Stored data

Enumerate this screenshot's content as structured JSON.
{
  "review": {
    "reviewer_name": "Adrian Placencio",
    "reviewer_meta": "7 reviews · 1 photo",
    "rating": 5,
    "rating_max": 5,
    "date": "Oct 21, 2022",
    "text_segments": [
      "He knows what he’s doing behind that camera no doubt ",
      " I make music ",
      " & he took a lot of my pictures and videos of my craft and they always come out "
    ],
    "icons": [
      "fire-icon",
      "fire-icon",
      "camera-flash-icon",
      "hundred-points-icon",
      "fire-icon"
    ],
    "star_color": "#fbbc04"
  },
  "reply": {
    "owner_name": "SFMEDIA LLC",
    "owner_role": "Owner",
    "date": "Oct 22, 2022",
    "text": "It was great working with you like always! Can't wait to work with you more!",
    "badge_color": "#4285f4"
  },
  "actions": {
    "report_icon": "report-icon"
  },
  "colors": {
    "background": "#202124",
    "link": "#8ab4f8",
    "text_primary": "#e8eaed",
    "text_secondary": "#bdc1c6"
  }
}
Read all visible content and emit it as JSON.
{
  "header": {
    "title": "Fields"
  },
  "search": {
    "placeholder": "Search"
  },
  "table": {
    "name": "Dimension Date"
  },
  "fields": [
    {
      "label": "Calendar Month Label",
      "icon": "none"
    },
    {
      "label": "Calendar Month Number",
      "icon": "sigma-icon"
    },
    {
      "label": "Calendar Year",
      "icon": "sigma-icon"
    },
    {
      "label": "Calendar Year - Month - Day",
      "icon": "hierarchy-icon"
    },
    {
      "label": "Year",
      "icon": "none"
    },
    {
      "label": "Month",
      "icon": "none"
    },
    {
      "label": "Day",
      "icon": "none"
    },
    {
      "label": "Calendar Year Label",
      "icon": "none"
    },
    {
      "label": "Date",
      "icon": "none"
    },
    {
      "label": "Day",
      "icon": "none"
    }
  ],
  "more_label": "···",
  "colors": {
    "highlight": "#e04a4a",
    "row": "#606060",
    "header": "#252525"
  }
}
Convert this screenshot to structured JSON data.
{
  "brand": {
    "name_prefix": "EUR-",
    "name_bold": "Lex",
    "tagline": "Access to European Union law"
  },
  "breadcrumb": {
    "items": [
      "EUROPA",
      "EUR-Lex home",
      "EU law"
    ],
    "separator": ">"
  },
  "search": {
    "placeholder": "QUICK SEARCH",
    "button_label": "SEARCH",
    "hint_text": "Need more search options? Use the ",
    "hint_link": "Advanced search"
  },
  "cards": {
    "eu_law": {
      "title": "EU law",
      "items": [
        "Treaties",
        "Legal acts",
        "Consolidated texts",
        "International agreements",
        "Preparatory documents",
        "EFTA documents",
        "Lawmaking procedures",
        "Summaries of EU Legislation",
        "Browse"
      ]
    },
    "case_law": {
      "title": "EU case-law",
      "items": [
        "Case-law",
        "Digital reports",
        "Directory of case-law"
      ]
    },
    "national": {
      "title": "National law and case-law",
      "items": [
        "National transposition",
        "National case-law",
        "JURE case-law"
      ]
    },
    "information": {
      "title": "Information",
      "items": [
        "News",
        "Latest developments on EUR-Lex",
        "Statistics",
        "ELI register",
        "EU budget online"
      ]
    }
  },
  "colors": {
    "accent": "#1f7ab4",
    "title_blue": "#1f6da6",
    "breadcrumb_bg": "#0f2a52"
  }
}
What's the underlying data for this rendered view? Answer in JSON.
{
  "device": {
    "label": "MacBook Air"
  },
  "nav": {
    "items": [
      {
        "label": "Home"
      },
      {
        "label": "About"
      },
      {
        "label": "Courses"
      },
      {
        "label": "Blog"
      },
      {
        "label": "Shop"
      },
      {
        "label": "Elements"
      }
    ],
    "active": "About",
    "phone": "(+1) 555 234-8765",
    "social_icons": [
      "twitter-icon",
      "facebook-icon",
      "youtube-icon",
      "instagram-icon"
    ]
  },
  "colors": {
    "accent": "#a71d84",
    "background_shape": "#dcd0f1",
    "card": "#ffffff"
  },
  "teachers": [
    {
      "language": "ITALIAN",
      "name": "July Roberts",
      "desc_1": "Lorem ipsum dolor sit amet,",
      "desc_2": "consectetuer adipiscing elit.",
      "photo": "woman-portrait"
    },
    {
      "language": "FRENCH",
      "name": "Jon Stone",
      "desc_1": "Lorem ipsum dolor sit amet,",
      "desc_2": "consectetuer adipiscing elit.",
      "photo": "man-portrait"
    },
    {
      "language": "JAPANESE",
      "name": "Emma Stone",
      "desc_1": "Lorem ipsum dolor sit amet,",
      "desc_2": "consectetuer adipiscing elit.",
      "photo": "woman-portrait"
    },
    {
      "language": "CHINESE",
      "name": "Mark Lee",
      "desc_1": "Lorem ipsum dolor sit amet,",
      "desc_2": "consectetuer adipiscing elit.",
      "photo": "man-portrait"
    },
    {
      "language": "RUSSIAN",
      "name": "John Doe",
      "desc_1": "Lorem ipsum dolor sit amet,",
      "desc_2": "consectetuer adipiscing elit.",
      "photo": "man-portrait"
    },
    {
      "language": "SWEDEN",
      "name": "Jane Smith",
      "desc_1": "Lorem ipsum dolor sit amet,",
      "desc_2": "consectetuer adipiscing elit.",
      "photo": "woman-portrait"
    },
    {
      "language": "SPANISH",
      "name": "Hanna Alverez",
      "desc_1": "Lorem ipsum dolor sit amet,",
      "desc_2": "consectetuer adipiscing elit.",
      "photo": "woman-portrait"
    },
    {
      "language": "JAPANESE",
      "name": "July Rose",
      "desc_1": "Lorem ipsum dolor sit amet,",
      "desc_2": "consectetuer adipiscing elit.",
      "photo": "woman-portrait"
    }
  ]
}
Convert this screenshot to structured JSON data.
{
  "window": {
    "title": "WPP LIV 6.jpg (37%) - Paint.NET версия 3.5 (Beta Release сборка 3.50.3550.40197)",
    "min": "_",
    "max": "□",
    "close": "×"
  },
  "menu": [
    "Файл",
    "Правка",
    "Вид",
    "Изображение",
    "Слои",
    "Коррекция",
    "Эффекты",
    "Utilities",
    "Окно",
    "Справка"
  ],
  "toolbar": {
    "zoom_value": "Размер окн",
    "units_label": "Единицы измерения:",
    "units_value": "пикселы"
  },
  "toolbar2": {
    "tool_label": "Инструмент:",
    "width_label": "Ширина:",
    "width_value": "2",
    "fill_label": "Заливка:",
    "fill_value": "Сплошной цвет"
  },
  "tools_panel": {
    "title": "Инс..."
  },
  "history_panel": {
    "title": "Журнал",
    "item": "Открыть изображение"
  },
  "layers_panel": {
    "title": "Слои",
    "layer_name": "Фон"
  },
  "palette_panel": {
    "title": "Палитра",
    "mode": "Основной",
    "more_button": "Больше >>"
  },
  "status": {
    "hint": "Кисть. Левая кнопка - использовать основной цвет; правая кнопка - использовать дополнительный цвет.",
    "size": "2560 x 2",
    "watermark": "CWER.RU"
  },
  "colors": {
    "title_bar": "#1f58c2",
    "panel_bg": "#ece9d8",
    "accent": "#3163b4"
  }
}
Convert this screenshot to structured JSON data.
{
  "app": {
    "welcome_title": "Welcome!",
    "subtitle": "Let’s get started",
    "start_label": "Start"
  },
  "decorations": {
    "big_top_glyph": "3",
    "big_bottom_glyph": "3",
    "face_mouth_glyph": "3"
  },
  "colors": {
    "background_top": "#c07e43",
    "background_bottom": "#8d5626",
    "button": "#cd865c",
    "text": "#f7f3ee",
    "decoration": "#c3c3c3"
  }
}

#### TASK BRIEF:
Identify the lines in the entries that hold "camera" and return each one.

#### ANSWER FOR THE TASK:
      "He knows what he’s doing behind that camera no doubt ",
      "camera-flash-icon",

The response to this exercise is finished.